• Written exercise:
Put every line of the listing below into a JSON list of strings, one string per line, skipping blank lines.

Layout element annotations:
· · · ·

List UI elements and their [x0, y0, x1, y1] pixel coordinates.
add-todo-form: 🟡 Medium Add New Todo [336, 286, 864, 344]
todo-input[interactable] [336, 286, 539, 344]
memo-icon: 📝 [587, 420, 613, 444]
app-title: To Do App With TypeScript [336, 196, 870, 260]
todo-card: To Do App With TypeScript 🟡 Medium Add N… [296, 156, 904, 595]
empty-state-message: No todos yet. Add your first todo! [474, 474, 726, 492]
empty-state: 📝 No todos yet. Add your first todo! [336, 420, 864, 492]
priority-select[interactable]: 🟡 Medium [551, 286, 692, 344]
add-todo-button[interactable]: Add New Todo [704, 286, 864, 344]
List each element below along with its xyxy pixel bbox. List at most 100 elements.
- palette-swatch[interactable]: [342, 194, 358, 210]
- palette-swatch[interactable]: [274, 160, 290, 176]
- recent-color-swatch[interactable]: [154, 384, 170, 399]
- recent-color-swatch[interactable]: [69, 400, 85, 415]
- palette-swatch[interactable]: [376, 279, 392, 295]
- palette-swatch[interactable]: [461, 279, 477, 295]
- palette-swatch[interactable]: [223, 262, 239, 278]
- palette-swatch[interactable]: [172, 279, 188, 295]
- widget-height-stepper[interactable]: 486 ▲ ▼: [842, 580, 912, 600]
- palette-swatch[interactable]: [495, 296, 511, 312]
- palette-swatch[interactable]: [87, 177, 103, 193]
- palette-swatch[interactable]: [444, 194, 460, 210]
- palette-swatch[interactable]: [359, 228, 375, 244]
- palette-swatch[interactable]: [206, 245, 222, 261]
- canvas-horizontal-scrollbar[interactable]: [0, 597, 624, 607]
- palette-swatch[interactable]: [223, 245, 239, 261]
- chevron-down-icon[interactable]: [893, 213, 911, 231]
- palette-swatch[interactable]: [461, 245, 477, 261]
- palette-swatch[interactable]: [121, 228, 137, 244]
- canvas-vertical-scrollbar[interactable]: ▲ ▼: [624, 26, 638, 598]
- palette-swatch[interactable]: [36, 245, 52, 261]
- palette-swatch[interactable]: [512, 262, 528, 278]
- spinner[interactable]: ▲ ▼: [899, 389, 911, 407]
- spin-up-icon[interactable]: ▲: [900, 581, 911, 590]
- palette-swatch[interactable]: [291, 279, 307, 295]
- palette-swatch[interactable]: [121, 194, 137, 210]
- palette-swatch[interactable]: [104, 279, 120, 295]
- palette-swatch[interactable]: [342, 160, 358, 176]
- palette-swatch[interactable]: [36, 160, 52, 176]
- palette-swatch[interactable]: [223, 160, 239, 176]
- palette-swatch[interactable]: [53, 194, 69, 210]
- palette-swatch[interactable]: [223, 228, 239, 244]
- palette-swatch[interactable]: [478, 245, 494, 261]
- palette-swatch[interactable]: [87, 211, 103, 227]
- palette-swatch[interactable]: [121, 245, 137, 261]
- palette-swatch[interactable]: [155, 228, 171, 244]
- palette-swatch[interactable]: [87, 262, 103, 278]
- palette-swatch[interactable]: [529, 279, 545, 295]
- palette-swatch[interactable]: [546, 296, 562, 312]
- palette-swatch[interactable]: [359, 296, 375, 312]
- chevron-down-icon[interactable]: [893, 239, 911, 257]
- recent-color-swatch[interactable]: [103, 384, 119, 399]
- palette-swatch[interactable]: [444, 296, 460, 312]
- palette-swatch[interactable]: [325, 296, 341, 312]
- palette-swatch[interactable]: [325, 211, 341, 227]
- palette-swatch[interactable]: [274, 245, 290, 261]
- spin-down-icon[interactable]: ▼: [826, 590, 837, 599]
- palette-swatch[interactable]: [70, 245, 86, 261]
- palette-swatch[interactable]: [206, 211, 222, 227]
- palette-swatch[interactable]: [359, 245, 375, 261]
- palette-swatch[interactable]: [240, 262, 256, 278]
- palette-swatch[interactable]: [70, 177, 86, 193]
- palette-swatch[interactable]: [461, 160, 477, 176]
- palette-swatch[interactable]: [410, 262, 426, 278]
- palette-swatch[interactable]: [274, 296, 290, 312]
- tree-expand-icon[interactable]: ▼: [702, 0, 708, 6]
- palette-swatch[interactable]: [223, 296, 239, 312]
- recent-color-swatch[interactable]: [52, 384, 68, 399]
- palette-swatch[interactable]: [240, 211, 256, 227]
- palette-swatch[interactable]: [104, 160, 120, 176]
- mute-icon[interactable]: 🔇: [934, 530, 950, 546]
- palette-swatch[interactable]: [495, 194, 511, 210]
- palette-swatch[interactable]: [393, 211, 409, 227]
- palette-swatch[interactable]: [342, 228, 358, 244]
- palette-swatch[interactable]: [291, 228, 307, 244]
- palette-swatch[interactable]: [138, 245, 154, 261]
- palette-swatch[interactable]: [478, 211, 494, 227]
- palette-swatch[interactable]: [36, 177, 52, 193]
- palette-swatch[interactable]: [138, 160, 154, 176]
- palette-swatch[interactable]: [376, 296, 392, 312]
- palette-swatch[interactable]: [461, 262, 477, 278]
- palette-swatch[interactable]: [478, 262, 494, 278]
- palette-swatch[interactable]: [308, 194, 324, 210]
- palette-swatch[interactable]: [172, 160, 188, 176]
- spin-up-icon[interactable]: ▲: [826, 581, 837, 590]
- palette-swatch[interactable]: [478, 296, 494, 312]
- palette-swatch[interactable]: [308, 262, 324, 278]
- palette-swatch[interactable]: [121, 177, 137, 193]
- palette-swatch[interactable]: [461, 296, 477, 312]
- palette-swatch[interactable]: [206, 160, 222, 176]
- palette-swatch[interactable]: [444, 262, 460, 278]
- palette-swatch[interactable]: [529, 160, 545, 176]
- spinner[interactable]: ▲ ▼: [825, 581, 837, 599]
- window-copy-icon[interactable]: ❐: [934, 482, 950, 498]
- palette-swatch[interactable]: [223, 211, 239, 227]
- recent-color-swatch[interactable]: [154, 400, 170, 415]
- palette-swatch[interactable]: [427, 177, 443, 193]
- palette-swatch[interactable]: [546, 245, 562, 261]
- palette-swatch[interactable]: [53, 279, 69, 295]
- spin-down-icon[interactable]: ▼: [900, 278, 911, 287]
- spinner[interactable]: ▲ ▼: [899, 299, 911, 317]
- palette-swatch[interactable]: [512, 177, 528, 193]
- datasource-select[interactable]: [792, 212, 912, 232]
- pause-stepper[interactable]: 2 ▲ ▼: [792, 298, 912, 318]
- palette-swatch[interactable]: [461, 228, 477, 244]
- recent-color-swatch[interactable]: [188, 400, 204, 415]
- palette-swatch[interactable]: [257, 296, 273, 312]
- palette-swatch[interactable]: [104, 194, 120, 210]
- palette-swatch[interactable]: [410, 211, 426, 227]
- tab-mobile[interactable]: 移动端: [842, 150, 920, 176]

· · · ·

• Solution to the problem:
[
  "List UI elements and their [x0, y0, x1, y1] pixel coordinates.",
  "add-todo-form: 🟡 Medium Add New Todo [336, 286, 864, 344]",
  "todo-input[interactable] [336, 286, 539, 344]",
  "memo-icon: 📝 [587, 420, 613, 444]",
  "app-title: To Do App With TypeScript [336, 196, 870, 260]",
  "todo-card: To Do App With TypeScript 🟡 Medium Add N… [296, 156, 904, 595]",
  "empty-state-message: No todos yet. Add your first todo! [474, 474, 726, 492]",
  "empty-state: 📝 No todos yet. Add your first todo! [336, 420, 864, 492]",
  "priority-select[interactable]: 🟡 Medium [551, 286, 692, 344]",
  "add-todo-button[interactable]: Add New Todo [704, 286, 864, 344]",
  "List each element below along with its xyxy pixel bbox. List at most 100 elements.",
  "- palette-swatch[interactable]: [342, 194, 358, 210]",
  "- palette-swatch[interactable]: [274, 160, 290, 176]",
  "- recent-color-swatch[interactable]: [154, 384, 170, 399]",
  "- recent-color-swatch[interactable]: [69, 400, 85, 415]",
  "- palette-swatch[interactable]: [376, 279, 392, 295]",
  "- palette-swatch[interactable]: [461, 279, 477, 295]",
  "- palette-swatch[interactable]: [223, 262, 239, 278]",
  "- palette-swatch[interactable]: [172, 279, 188, 295]",
  "- widget-height-stepper[interactable]: 486 ▲ ▼: [842, 580, 912, 600]",
  "- palette-swatch[interactable]: [495, 296, 511, 312]",
  "- palette-swatch[interactable]: [87, 177, 103, 193]",
  "- palette-swatch[interactable]: [444, 194, 460, 210]",
  "- palette-swatch[interactable]: [359, 228, 375, 244]",
  "- palette-swatch[interactable]: [206, 245, 222, 261]",
  "- canvas-horizontal-scrollbar[interactable]: [0, 597, 624, 607]",
  "- palette-swatch[interactable]: [223, 245, 239, 261]",
  "- chevron-down-icon[interactable]: [893, 213, 911, 231]",
  "- palette-swatch[interactable]: [461, 245, 477, 261]",
  "- palette-swatch[interactable]: [121, 228, 137, 244]",
  "- canvas-vertical-scrollbar[interactable]: ▲ ▼: [624, 26, 638, 598]",
  "- palette-swatch[interactable]: [36, 245, 52, 261]",
  "- palette-swatch[interactable]: [512, 262, 528, 278]",
  "- spinner[interactable]: ▲ ▼: [899, 389, 911, 407]",
  "- spin-up-icon[interactable]: ▲: [900, 581, 911, 590]",
  "- palette-swatch[interactable]: [291, 279, 307, 295]",
  "- palette-swatch[interactable]: [121, 194, 137, 210]",
  "- palette-swatch[interactable]: [104, 279, 120, 295]",
  "- palette-swatch[interactable]: [342, 160, 358, 176]",
  "- palette-swatch[interactable]: [36, 160, 52, 176]",
  "- palette-swatch[interactable]: [223, 160, 239, 176]",
  "- palette-swatch[interactable]: [53, 194, 69, 210]",
  "- palette-swatch[interactable]: [223, 228, 239, 244]",
  "- palette-swatch[interactable]: [478, 245, 494, 261]",
  "- palette-swatch[interactable]: [87, 211, 103, 227]",
  "- palette-swatch[interactable]: [121, 245, 137, 261]",
  "- palette-swatch[interactable]: [155, 228, 171, 244]",
  "- palette-swatch[interactable]: [87, 262, 103, 278]",
  "- palette-swatch[interactable]: [529, 279, 545, 295]",
  "- palette-swatch[interactable]: [546, 296, 562, 312]",
  "- palette-swatch[interactable]: [359, 296, 375, 312]",
  "- chevron-down-icon[interactable]: [893, 239, 911, 257]",
  "- recent-color-swatch[interactable]: [103, 384, 119, 399]",
  "- palette-swatch[interactable]: [444, 296, 460, 312]",
  "- palette-swatch[interactable]: [325, 296, 341, 312]",
  "- palette-swatch[interactable]: [325, 211, 341, 227]",
  "- palette-swatch[interactable]: [274, 245, 290, 261]",
  "- spin-down-icon[interactable]: ▼: [826, 590, 837, 599]",
  "- palette-swatch[interactable]: [70, 245, 86, 261]",
  "- palette-swatch[interactable]: [206, 211, 222, 227]",
  "- palette-swatch[interactable]: [359, 245, 375, 261]",
  "- palette-swatch[interactable]: [240, 262, 256, 278]",
  "- palette-swatch[interactable]: [70, 177, 86, 193]",
  "- palette-swatch[interactable]: [461, 160, 477, 176]",
  "- palette-swatch[interactable]: [410, 262, 426, 278]",
  "- palette-swatch[interactable]: [274, 296, 290, 312]",
  "- tree-expand-icon[interactable]: ▼: [702, 0, 708, 6]",
  "- palette-swatch[interactable]: [223, 296, 239, 312]",
  "- recent-color-swatch[interactable]: [52, 384, 68, 399]",
  "- palette-swatch[interactable]: [240, 211, 256, 227]",
  "- palette-swatch[interactable]: [104, 160, 120, 176]",
  "- mute-icon[interactable]: 🔇: [934, 530, 950, 546]",
  "- palette-swatch[interactable]: [495, 194, 511, 210]",
  "- palette-swatch[interactable]: [393, 211, 409, 227]",
  "- palette-swatch[interactable]: [342, 228, 358, 244]",
  "- palette-swatch[interactable]: [291, 228, 307, 244]",
  "- palette-swatch[interactable]: [138, 245, 154, 261]",
  "- palette-swatch[interactable]: [478, 211, 494, 227]",
  "- palette-swatch[interactable]: [36, 177, 52, 193]",
  "- palette-swatch[interactable]: [138, 160, 154, 176]",
  "- palette-swatch[interactable]: [376, 296, 392, 312]",
  "- palette-swatch[interactable]: [461, 262, 477, 278]",
  "- palette-swatch[interactable]: [478, 262, 494, 278]",
  "- palette-swatch[interactable]: [308, 194, 324, 210]",
  "- palette-swatch[interactable]: [172, 160, 188, 176]",
  "- spin-up-icon[interactable]: ▲: [826, 581, 837, 590]",
  "- palette-swatch[interactable]: [478, 296, 494, 312]",
  "- palette-swatch[interactable]: [308, 262, 324, 278]",
  "- palette-swatch[interactable]: [121, 177, 137, 193]",
  "- palette-swatch[interactable]: [461, 296, 477, 312]",
  "- palette-swatch[interactable]: [206, 160, 222, 176]",
  "- palette-swatch[interactable]: [444, 262, 460, 278]",
  "- palette-swatch[interactable]: [529, 160, 545, 176]",
  "- spinner[interactable]: ▲ ▼: [825, 581, 837, 599]",
  "- window-copy-icon[interactable]: ❐: [934, 482, 950, 498]",
  "- palette-swatch[interactable]: [223, 211, 239, 227]",
  "- recent-color-swatch[interactable]: [154, 400, 170, 415]",
  "- palette-swatch[interactable]: [427, 177, 443, 193]",
  "- palette-swatch[interactable]: [546, 245, 562, 261]",
  "- palette-swatch[interactable]: [53, 279, 69, 295]",
  "- spin-down-icon[interactable]: ▼: [900, 278, 911, 287]",
  "- spinner[interactable]: ▲ ▼: [899, 299, 911, 317]",
  "- palette-swatch[interactable]: [512, 177, 528, 193]",
  "- datasource-select[interactable]: [792, 212, 912, 232]",
  "- pause-stepper[interactable]: 2 ▲ ▼: [792, 298, 912, 318]",
  "- palette-swatch[interactable]: [461, 228, 477, 244]",
  "- recent-color-swatch[interactable]: [188, 400, 204, 415]",
  "- palette-swatch[interactable]: [257, 296, 273, 312]",
  "- palette-swatch[interactable]: [104, 194, 120, 210]",
  "- palette-swatch[interactable]: [410, 211, 426, 227]",
  "- tab-mobile[interactable]: 移动端: [842, 150, 920, 176]"
]